Dataset records on visual material

================

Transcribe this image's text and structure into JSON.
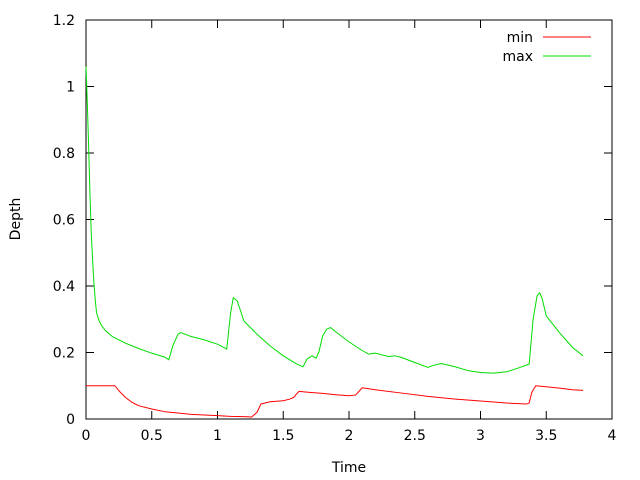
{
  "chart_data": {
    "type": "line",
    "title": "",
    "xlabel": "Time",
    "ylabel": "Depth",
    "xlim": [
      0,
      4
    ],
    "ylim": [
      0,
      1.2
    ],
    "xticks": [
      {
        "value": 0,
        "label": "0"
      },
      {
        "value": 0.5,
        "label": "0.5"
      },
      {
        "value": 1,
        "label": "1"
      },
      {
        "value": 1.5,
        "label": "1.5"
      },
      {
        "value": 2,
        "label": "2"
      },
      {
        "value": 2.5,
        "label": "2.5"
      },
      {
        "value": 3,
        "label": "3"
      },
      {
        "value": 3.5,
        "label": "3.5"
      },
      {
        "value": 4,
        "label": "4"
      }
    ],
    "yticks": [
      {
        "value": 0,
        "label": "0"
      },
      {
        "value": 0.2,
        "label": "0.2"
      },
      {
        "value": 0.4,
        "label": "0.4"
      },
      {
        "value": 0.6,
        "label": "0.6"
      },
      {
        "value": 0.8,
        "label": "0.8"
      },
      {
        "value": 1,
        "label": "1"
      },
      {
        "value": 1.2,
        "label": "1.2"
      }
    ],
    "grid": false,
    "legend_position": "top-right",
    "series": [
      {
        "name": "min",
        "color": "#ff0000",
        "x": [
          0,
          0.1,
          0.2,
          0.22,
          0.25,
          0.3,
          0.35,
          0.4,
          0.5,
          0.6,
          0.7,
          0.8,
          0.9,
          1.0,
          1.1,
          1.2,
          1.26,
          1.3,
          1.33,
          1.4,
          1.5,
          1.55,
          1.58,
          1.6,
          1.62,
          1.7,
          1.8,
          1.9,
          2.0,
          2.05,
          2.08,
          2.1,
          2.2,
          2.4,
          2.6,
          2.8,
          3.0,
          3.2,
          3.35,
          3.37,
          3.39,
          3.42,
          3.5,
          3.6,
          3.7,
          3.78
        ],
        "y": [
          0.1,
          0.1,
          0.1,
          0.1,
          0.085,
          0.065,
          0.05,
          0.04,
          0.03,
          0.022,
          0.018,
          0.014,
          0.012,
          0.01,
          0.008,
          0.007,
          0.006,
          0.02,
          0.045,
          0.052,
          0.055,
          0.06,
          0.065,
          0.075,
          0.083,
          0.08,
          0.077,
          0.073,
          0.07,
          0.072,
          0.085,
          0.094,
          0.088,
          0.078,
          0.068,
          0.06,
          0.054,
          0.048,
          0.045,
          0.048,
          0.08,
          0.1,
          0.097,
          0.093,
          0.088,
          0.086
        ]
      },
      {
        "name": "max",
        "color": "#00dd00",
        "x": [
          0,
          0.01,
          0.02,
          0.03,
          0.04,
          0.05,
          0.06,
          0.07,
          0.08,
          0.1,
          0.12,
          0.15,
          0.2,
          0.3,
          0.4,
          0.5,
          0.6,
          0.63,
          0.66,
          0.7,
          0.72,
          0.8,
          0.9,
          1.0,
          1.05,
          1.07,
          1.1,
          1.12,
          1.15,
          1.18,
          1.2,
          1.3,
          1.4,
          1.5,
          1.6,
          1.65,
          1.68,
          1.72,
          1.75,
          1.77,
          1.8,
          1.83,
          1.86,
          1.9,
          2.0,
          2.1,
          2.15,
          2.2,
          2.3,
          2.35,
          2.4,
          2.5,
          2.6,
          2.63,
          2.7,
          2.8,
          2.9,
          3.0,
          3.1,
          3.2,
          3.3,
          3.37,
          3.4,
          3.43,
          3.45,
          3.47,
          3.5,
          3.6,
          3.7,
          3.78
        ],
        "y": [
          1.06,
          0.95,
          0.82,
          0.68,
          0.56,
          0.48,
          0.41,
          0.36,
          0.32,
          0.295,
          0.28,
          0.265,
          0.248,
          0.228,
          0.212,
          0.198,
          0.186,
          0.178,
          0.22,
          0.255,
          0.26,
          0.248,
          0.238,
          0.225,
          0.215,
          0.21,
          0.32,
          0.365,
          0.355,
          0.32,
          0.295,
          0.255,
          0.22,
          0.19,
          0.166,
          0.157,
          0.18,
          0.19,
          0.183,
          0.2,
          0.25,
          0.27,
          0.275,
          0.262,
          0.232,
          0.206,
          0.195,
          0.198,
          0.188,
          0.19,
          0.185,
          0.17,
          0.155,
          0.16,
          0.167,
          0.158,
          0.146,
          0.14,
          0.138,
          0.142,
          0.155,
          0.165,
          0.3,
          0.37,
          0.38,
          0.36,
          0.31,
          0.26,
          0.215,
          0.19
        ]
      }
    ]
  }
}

================

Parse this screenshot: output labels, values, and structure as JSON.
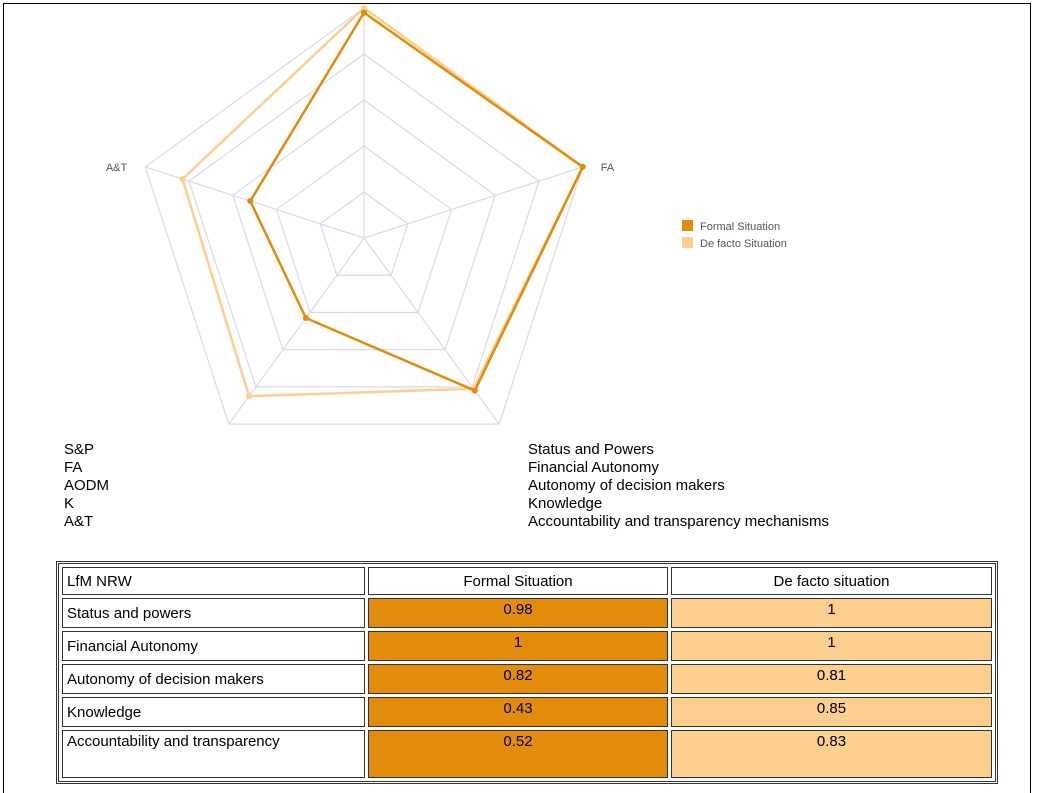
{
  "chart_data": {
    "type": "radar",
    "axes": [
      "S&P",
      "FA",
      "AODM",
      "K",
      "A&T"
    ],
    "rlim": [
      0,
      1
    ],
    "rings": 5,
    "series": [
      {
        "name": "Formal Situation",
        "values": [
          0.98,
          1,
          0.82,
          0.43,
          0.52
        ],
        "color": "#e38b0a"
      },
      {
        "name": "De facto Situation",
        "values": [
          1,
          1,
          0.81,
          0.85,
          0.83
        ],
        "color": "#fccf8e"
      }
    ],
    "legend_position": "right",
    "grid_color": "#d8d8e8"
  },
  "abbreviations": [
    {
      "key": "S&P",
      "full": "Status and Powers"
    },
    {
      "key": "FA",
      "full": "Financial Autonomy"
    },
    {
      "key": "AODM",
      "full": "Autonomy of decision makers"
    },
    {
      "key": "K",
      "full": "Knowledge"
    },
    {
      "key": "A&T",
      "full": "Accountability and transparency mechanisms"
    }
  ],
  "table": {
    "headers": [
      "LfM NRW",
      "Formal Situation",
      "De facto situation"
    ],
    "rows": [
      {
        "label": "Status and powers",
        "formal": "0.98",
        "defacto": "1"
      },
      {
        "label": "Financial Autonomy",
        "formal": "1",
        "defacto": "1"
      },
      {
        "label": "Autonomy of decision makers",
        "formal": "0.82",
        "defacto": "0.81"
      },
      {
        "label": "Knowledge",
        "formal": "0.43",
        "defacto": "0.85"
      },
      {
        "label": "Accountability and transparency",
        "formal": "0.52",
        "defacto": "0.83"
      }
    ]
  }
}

================

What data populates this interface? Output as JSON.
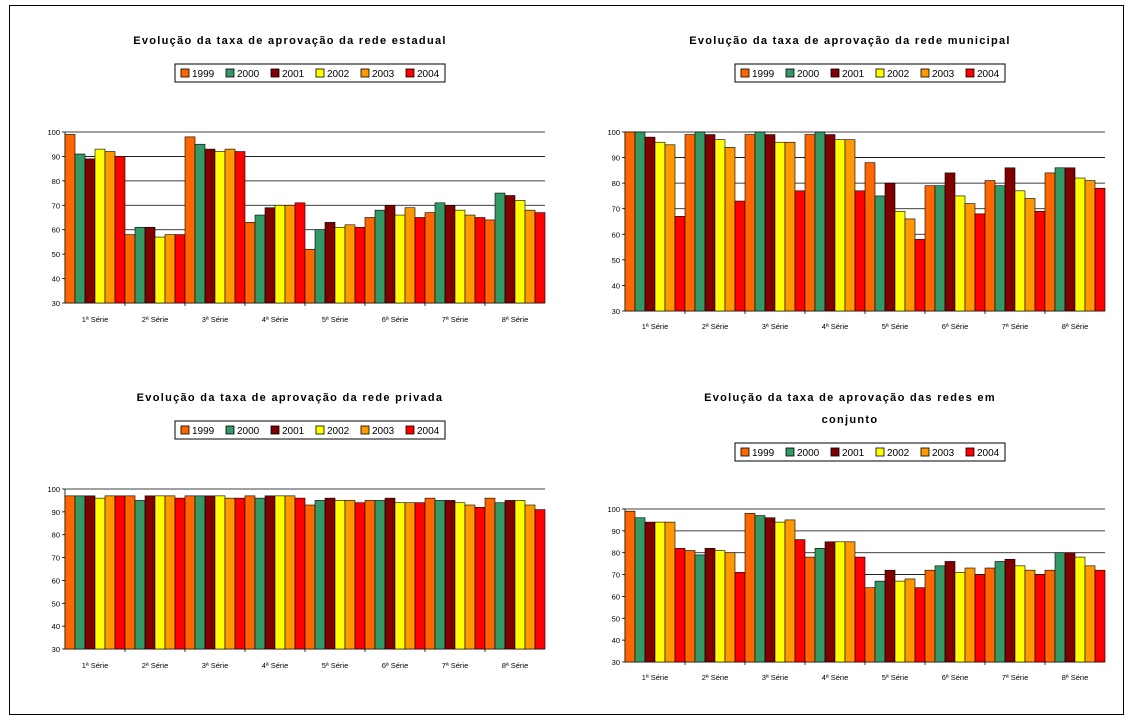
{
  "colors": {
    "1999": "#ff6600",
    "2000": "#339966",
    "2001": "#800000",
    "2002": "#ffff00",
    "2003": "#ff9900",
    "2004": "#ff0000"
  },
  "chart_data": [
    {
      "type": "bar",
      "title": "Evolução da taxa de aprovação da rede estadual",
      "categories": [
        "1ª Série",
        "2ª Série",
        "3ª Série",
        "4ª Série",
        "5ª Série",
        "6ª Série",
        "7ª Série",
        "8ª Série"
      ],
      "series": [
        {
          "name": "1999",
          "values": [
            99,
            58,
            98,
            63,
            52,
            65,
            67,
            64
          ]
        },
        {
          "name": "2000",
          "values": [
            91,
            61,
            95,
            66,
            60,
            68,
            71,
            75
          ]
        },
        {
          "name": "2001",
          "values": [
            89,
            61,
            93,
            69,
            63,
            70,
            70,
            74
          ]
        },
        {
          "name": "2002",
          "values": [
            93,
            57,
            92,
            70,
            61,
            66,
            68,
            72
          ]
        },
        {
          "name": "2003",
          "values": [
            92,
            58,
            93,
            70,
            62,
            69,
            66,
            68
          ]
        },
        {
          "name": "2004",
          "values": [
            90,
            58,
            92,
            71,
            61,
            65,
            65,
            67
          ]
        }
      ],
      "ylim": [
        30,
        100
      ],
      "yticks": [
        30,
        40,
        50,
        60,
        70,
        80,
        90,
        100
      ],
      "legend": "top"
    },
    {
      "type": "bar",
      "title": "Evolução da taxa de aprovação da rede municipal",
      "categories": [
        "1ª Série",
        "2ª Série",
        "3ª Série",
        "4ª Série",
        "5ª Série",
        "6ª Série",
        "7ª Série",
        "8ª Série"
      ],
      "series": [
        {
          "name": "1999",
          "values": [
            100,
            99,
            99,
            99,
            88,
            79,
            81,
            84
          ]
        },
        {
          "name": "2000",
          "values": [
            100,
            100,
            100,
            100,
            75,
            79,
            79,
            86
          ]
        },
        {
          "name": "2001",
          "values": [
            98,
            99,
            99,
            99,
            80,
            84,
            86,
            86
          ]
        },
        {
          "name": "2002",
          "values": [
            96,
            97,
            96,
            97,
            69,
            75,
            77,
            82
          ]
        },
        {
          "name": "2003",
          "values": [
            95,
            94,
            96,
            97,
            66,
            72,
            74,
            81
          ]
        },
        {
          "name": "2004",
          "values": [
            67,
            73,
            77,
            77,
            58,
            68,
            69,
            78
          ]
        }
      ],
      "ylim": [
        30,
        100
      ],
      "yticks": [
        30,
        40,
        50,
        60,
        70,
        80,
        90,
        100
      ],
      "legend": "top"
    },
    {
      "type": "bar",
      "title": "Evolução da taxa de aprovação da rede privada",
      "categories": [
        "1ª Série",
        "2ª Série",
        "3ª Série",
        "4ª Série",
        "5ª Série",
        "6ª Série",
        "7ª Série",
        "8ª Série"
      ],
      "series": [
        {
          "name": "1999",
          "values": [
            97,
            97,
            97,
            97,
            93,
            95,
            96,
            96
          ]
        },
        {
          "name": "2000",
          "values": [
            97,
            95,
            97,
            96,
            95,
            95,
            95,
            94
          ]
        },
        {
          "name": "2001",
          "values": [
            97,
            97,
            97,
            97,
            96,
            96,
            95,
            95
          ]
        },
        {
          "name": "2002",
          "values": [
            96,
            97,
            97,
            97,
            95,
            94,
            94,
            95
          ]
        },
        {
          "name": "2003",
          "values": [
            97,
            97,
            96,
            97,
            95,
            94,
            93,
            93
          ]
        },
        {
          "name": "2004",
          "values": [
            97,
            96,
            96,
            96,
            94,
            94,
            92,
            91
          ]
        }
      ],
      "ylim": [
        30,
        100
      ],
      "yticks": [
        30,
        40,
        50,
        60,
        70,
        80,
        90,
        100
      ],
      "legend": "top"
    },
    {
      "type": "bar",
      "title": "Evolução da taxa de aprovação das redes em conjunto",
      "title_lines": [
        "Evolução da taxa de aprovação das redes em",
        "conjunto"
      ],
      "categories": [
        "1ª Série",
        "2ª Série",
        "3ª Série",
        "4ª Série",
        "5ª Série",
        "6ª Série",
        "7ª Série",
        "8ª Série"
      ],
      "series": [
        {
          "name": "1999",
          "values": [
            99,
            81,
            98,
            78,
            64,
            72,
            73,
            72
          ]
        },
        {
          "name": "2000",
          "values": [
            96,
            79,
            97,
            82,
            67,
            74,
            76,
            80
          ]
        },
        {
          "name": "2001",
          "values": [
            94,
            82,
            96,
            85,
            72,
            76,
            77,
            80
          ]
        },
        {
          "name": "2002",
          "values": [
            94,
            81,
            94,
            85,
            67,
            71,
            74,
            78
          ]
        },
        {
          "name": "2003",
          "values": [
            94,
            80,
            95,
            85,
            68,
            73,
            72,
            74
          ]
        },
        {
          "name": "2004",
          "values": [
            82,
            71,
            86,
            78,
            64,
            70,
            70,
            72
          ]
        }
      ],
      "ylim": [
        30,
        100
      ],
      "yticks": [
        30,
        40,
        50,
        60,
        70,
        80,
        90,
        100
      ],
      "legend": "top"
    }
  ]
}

================

Goal: Your task is to collect every line above that contains the word "makers".

Written response:
      "full": "Autonomy of decision makers"
        "label": "Autonomy of decision makers",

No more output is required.